>>>>

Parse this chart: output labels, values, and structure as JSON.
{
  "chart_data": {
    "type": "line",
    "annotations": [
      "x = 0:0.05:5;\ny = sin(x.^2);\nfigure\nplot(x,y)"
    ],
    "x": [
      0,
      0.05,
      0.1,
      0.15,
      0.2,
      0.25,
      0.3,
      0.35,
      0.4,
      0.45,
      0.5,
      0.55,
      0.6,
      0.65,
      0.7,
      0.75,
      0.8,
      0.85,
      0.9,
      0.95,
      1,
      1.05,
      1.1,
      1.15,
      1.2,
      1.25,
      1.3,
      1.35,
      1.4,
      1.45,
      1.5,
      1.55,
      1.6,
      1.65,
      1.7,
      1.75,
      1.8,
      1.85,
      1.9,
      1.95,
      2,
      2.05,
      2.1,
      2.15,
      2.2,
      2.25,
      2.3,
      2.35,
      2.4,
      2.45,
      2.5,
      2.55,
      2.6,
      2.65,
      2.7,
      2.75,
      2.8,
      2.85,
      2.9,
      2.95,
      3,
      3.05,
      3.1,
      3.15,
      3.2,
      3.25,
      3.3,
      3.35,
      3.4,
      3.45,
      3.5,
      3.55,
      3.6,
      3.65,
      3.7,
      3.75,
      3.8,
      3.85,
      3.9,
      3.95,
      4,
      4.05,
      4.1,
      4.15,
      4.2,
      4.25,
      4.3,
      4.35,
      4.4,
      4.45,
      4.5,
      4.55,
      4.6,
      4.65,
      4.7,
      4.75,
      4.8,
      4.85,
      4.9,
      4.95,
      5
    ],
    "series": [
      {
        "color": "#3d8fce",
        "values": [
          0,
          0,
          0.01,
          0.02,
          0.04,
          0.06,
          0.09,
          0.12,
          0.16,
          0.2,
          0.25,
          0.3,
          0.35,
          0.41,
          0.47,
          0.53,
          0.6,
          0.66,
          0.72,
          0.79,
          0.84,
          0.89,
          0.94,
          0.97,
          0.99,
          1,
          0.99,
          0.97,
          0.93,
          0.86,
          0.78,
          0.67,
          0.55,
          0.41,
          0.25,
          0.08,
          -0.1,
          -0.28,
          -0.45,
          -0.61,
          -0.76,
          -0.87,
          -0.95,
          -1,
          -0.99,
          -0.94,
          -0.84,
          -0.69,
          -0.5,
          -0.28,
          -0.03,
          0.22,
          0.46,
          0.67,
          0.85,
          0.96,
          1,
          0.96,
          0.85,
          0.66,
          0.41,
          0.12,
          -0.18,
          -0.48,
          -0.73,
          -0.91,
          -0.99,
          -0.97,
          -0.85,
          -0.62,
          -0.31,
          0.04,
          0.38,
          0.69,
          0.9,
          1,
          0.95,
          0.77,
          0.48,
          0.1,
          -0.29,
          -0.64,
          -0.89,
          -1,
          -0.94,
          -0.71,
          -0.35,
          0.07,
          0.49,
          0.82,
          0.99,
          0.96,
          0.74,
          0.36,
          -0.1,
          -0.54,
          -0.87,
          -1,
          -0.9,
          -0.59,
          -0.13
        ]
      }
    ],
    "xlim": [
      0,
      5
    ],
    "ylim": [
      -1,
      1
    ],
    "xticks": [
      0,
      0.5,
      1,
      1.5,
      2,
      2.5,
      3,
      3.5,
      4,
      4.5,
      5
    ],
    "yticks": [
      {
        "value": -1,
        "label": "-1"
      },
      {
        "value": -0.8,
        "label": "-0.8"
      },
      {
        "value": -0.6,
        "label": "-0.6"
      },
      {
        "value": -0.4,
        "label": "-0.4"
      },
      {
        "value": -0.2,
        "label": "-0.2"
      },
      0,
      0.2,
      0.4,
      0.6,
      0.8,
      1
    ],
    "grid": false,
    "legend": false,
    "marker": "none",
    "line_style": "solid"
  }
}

<<<<

§ **Task prompt**: Each line above must be printed exactly as it appears.

§ **Exercise solution**:
Parse this chart: output labels, values, and structure as JSON.
{
  "chart_data": {
    "type": "line",
    "annotations": [
      "x = 0:0.05:5;\ny = sin(x.^2);\nfigure\nplot(x,y)"
    ],
    "x": [
      0,
      0.05,
      0.1,
      0.15,
      0.2,
      0.25,
      0.3,
      0.35,
      0.4,
      0.45,
      0.5,
      0.55,
      0.6,
      0.65,
      0.7,
      0.75,
      0.8,
      0.85,
      0.9,
      0.95,
      1,
      1.05,
      1.1,
      1.15,
      1.2,
      1.25,
      1.3,
      1.35,
      1.4,
      1.45,
      1.5,
      1.55,
      1.6,
      1.65,
      1.7,
      1.75,
      1.8,
      1.85,
      1.9,
      1.95,
      2,
      2.05,
      2.1,
      2.15,
      2.2,
      2.25,
      2.3,
      2.35,
      2.4,
      2.45,
      2.5,
      2.55,
      2.6,
      2.65,
      2.7,
      2.75,
      2.8,
      2.85,
      2.9,
      2.95,
      3,
      3.05,
      3.1,
      3.15,
      3.2,
      3.25,
      3.3,
      3.35,
      3.4,
      3.45,
      3.5,
      3.55,
      3.6,
      3.65,
      3.7,
      3.75,
      3.8,
      3.85,
      3.9,
      3.95,
      4,
      4.05,
      4.1,
      4.15,
      4.2,
      4.25,
      4.3,
      4.35,
      4.4,
      4.45,
      4.5,
      4.55,
      4.6,
      4.65,
      4.7,
      4.75,
      4.8,
      4.85,
      4.9,
      4.95,
      5
    ],
    "series": [
      {
        "color": "#3d8fce",
        "values": [
          0,
          0,
          0.01,
          0.02,
          0.04,
          0.06,
          0.09,
          0.12,
          0.16,
          0.2,
          0.25,
          0.3,
          0.35,
          0.41,
          0.47,
          0.53,
          0.6,
          0.66,
          0.72,
          0.79,
          0.84,
          0.89,
          0.94,
          0.97,
          0.99,
          1,
          0.99,
          0.97,
          0.93,
          0.86,
          0.78,
          0.67,
          0.55,
          0.41,
          0.25,
          0.08,
          -0.1,
          -0.28,
          -0.45,
          -0.61,
          -0.76,
          -0.87,
          -0.95,
          -1,
          -0.99,
          -0.94,
          -0.84,
          -0.69,
          -0.5,
          -0.28,
          -0.03,
          0.22,
          0.46,
          0.67,
          0.85,
          0.96,
          1,
          0.96,
          0.85,
          0.66,
          0.41,
          0.12,
          -0.18,
          -0.48,
          -0.73,
          -0.91,
          -0.99,
          -0.97,
          -0.85,
          -0.62,
          -0.31,
          0.04,
          0.38,
          0.69,
          0.9,
          1,
          0.95,
          0.77,
          0.48,
          0.1,
          -0.29,
          -0.64,
          -0.89,
          -1,
          -0.94,
          -0.71,
          -0.35,
          0.07,
          0.49,
          0.82,
          0.99,
          0.96,
          0.74,
          0.36,
          -0.1,
          -0.54,
          -0.87,
          -1,
          -0.9,
          -0.59,
          -0.13
        ]
      }
    ],
    "xlim": [
      0,
      5
    ],
    "ylim": [
      -1,
      1
    ],
    "xticks": [
      0,
      0.5,
      1,
      1.5,
      2,
      2.5,
      3,
      3.5,
      4,
      4.5,
      5
    ],
    "yticks": [
      {
        "value": -1,
        "label": "-1"
      },
      {
        "value": -0.8,
        "label": "-0.8"
      },
      {
        "value": -0.6,
        "label": "-0.6"
      },
      {
        "value": -0.4,
        "label": "-0.4"
      },
      {
        "value": -0.2,
        "label": "-0.2"
      },
      0,
      0.2,
      0.4,
      0.6,
      0.8,
      1
    ],
    "grid": false,
    "legend": false,
    "marker": "none",
    "line_style": "solid"
  }
}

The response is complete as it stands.